### Source passage
Today, efficiency is no longer about how many hours you bill; it’s about your Time to Insight. The strategic formula for 2026 and beyond is simple: Efficiency = (Collective Knowledge / Time to Retrieve).
If your "Time to Retrieve" involves calling around and digging through dead folders, your efficiency is zero. This is where RAG (Retrieval-Augmented Generation) models has great potential to move from a "tech trend" to a survival requirement.
True "Pro" status in the next five years will be defined by the ability to move from a file-folder culture to a "Living Brain." It’s the shift from hoarding documents to chunking, tagging, and distributing intelligence so that a new hire can access twenty years of organisational wisdom in twenty seconds. The challenge shifts from “Do we have insights?” to “What tag should I use to find them?”
The Resolution: Building the Converged Insights Ecosystem
So, how do we fix the Insights Hoarding Problem? Well, we don’t just buy better software; we redesign the organisational map. To move from "file-folder" amnesia to a "Living Brain" ecosystem, you must build through three distinct phases.
💠 Phase 1: The Unified Taxonomy (Standardising the Language)

### Directions for this task
Write the next part of the passage above on the Insights Hoarding Problem, starting after its last line, the Phase 1 heading.

### Entries provided
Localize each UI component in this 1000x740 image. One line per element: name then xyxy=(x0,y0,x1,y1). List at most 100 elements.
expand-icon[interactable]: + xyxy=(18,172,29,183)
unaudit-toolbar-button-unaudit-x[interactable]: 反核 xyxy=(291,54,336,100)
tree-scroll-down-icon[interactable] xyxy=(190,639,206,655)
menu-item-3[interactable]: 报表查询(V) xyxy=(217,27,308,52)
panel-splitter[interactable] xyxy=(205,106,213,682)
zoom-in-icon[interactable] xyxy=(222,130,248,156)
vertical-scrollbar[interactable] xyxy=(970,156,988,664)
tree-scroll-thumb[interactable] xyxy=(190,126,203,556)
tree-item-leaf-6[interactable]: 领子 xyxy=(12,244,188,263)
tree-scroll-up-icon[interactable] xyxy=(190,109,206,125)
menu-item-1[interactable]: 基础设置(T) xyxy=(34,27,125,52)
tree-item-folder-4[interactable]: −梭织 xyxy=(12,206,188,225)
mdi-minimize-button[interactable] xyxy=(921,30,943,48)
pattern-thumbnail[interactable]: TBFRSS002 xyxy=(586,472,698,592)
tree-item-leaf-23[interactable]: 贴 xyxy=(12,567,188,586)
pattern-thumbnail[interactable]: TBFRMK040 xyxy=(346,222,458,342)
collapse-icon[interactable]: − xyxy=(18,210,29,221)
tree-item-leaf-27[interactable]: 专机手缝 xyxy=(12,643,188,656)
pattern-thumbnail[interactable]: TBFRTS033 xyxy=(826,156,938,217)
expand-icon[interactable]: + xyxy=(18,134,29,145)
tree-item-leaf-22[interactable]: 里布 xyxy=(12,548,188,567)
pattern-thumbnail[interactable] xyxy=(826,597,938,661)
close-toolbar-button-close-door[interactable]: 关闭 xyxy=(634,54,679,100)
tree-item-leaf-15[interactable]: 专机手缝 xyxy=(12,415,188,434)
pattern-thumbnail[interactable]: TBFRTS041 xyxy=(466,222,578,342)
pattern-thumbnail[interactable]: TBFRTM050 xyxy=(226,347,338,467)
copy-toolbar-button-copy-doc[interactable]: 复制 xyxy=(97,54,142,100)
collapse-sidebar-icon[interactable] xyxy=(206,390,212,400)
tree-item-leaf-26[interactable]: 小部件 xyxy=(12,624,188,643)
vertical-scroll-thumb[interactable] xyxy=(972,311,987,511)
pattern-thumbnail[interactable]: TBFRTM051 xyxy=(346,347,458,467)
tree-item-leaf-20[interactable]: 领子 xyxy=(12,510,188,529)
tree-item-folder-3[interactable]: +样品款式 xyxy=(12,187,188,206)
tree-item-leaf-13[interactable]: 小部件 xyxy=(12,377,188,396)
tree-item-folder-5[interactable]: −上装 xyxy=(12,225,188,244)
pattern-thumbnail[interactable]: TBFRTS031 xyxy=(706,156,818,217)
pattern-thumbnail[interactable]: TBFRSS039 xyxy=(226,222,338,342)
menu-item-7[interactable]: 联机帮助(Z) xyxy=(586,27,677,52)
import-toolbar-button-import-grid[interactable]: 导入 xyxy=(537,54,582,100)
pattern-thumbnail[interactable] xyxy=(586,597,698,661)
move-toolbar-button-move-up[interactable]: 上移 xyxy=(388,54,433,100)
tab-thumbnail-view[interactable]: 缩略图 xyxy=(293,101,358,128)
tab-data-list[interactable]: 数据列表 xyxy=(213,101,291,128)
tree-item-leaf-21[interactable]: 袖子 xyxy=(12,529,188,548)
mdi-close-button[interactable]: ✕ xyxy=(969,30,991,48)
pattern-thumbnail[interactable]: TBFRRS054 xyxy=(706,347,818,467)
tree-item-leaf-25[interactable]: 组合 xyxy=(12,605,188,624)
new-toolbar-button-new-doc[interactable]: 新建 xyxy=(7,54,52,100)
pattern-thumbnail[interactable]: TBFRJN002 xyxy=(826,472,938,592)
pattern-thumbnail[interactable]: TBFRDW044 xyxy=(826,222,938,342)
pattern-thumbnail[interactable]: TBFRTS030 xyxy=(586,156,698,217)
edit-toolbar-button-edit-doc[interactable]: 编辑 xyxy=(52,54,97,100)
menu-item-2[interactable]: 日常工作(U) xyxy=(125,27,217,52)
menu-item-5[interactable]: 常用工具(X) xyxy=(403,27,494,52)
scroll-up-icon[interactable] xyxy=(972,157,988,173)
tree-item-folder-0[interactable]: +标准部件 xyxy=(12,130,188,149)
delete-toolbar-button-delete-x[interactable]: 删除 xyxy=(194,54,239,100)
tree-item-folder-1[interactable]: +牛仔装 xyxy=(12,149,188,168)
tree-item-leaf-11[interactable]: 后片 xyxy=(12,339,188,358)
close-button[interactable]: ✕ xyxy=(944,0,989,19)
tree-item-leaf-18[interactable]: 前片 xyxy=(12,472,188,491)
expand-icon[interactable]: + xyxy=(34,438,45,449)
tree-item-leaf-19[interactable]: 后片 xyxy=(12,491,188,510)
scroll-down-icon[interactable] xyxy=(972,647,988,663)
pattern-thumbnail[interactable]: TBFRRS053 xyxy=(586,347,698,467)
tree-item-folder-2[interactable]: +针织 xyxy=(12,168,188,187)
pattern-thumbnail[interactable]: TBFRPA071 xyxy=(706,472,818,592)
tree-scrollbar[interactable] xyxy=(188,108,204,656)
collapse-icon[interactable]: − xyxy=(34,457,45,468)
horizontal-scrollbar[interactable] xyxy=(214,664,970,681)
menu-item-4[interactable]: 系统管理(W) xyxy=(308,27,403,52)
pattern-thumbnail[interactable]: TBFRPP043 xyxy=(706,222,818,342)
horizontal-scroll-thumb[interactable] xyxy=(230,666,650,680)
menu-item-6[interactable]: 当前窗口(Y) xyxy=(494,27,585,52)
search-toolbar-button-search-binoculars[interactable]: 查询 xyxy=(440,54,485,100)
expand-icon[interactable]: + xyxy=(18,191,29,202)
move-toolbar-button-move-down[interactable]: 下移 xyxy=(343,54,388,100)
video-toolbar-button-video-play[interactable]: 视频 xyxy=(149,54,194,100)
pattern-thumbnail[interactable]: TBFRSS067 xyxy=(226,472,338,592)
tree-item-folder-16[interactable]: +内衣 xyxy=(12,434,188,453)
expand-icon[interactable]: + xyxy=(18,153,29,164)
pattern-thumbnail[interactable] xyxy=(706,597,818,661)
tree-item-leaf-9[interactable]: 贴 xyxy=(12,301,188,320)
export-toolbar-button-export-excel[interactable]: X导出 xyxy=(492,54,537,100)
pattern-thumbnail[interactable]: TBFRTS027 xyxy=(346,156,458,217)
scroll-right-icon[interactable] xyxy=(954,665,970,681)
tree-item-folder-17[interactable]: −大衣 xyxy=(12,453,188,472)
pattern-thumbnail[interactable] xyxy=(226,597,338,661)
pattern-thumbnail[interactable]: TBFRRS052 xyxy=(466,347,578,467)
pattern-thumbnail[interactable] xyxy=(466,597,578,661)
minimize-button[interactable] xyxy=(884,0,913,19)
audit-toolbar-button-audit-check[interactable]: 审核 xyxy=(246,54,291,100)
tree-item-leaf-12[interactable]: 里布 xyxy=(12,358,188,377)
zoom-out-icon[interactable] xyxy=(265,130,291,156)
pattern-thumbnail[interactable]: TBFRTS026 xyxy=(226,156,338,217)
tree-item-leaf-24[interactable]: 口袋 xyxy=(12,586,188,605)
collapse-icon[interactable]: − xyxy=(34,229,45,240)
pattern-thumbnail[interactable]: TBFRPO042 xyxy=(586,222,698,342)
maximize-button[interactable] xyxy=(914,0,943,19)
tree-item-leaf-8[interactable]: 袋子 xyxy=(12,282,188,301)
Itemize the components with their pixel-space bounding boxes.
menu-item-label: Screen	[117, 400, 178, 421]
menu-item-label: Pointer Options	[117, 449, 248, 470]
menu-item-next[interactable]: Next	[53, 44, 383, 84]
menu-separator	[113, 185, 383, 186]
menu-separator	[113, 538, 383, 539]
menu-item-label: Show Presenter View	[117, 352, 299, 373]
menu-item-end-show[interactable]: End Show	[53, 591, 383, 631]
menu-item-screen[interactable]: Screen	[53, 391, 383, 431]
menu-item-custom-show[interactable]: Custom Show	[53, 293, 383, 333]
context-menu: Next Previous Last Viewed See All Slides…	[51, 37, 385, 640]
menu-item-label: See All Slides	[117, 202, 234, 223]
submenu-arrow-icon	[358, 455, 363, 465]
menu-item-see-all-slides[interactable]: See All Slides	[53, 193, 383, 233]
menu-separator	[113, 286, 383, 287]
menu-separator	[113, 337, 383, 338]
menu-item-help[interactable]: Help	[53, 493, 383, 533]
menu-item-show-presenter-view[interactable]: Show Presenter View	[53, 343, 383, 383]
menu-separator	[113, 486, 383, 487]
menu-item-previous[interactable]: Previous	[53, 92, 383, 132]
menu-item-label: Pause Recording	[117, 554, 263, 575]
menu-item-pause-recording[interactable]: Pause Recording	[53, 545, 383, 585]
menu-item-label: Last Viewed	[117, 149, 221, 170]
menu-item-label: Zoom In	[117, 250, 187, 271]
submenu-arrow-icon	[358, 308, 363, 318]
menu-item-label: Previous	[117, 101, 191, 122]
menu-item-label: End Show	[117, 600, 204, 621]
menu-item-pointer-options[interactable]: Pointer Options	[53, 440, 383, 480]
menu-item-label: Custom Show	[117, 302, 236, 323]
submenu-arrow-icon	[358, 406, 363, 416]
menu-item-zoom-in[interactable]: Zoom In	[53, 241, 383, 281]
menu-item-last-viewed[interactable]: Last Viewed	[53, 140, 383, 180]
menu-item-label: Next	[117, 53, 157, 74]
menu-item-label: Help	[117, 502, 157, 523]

### Answer space
A RAG model is only as useful as its index. If Marketing calls a user friction "Brand Detraction" while Support calls it a "Level 2 Ticket," your AI will never connect the dots. Extensive alignment is needed to build a global taxonomy for every business unit and communicate it so that everyone is forced to tag deliverables in the same way and upload projects to the same location. This is the lesson we steal from the Goliaths: the gold is in the metadata.
💠 Phase 2: The RAG Architecture (The Engine)
Once the language is unified, we move the data from static graveyards (SharePoint, Google Drive, Confluence) into a Retrieval-Augmented Generation (RAG) architecture. This isn't just "Search 2.0." It is a system that "chunks" supports logs, and pitch decks into a vector database. It allows any employee to ask: "What do we know about X customer friction for X industry in France?" and receive a synthesised answer that draws from a variety of research papers, real-time industry user cases, and a market audit from last week.
💠 Phase 3: The "Truth Bomb" Workflow (The Circulation)
The final hurdle is cultural. Insights are like fresh produce; they have a shelf life. A converged ecosystem doesn’t wait for someone to ask a question; it pushes the truth to the people who need it. This involves "Truth Bomb" automation—setting up triggers that automatically push critical qualitative feedback into dedicated Slack channels or Marketing brainstorming boards. You want to move the insight from a destination to a constant background hum.
The Insights Strategy Boardroom Mandate
In the boardroom of 2026, the most valuable asset won’t be the size of your database, but the speed of your synthesis.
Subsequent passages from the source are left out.